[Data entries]
☆ ☆ ☆ ☆ ☆ ☆ ☆

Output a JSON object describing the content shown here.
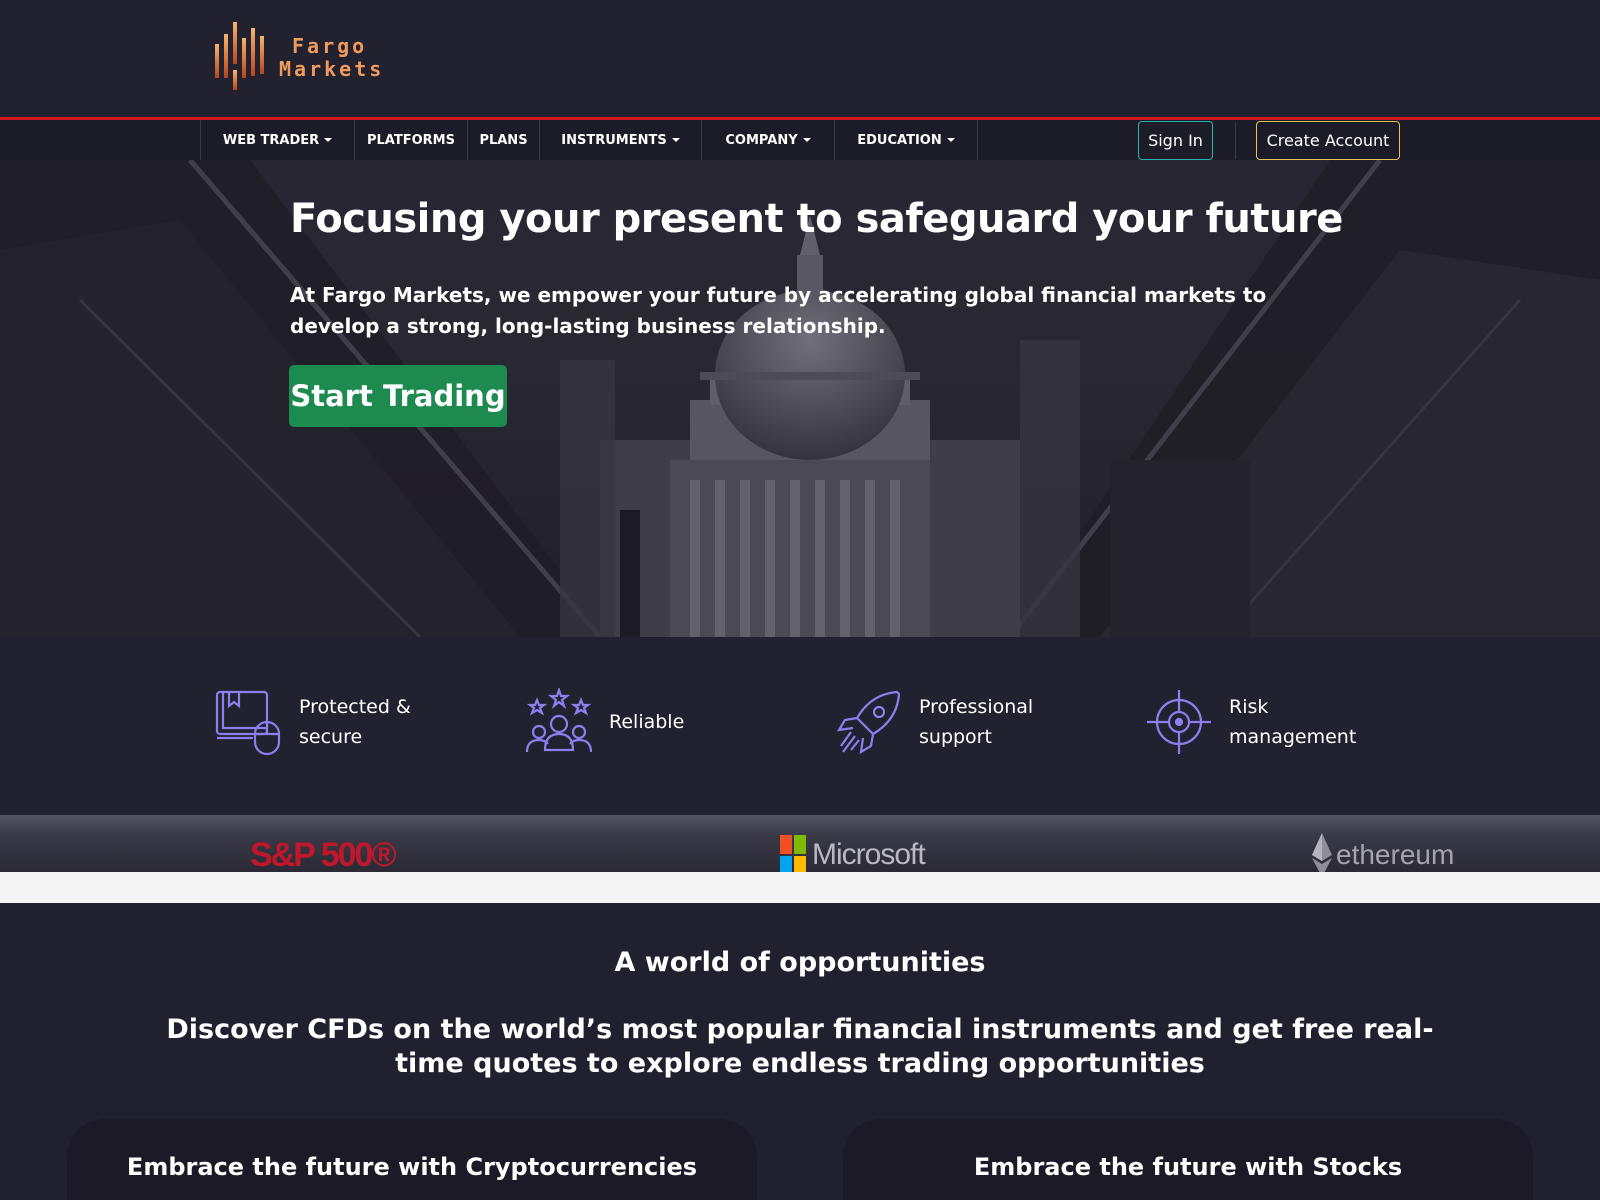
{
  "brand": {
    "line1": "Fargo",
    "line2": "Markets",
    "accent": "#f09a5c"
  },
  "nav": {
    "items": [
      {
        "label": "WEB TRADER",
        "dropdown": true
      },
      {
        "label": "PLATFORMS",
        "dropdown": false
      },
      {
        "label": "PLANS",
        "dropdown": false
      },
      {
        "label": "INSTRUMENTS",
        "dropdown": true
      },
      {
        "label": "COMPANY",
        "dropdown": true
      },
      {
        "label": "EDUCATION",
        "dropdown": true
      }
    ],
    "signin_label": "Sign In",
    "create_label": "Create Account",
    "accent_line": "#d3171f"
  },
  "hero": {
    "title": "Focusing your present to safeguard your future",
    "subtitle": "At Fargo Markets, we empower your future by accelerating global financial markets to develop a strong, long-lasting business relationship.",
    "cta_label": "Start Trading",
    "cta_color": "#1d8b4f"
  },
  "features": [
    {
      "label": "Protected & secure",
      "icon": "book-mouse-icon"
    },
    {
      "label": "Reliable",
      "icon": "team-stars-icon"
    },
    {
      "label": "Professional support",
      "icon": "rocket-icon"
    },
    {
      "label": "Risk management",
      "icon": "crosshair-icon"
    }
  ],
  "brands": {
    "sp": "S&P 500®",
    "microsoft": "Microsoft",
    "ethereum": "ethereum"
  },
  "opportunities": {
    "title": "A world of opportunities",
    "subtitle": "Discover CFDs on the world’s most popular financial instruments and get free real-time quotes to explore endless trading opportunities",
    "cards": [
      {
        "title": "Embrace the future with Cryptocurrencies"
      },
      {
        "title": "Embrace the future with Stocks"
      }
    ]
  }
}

☆ ☆ ☆ ☆ ☆ ☆ ☆

### Directive:
Set the entries down again exactly. Do not include the images.

### Output for this task:
Output a JSON object describing the content shown here.
{
  "brand": {
    "line1": "Fargo",
    "line2": "Markets",
    "accent": "#f09a5c"
  },
  "nav": {
    "items": [
      {
        "label": "WEB TRADER",
        "dropdown": true
      },
      {
        "label": "PLATFORMS",
        "dropdown": false
      },
      {
        "label": "PLANS",
        "dropdown": false
      },
      {
        "label": "INSTRUMENTS",
        "dropdown": true
      },
      {
        "label": "COMPANY",
        "dropdown": true
      },
      {
        "label": "EDUCATION",
        "dropdown": true
      }
    ],
    "signin_label": "Sign In",
    "create_label": "Create Account",
    "accent_line": "#d3171f"
  },
  "hero": {
    "title": "Focusing your present to safeguard your future",
    "subtitle": "At Fargo Markets, we empower your future by accelerating global financial markets to develop a strong, long-lasting business relationship.",
    "cta_label": "Start Trading",
    "cta_color": "#1d8b4f"
  },
  "features": [
    {
      "label": "Protected & secure",
      "icon": "book-mouse-icon"
    },
    {
      "label": "Reliable",
      "icon": "team-stars-icon"
    },
    {
      "label": "Professional support",
      "icon": "rocket-icon"
    },
    {
      "label": "Risk management",
      "icon": "crosshair-icon"
    }
  ],
  "brands": {
    "sp": "S&P 500®",
    "microsoft": "Microsoft",
    "ethereum": "ethereum"
  },
  "opportunities": {
    "title": "A world of opportunities",
    "subtitle": "Discover CFDs on the world’s most popular financial instruments and get free real-time quotes to explore endless trading opportunities",
    "cards": [
      {
        "title": "Embrace the future with Cryptocurrencies"
      },
      {
        "title": "Embrace the future with Stocks"
      }
    ]
  }
}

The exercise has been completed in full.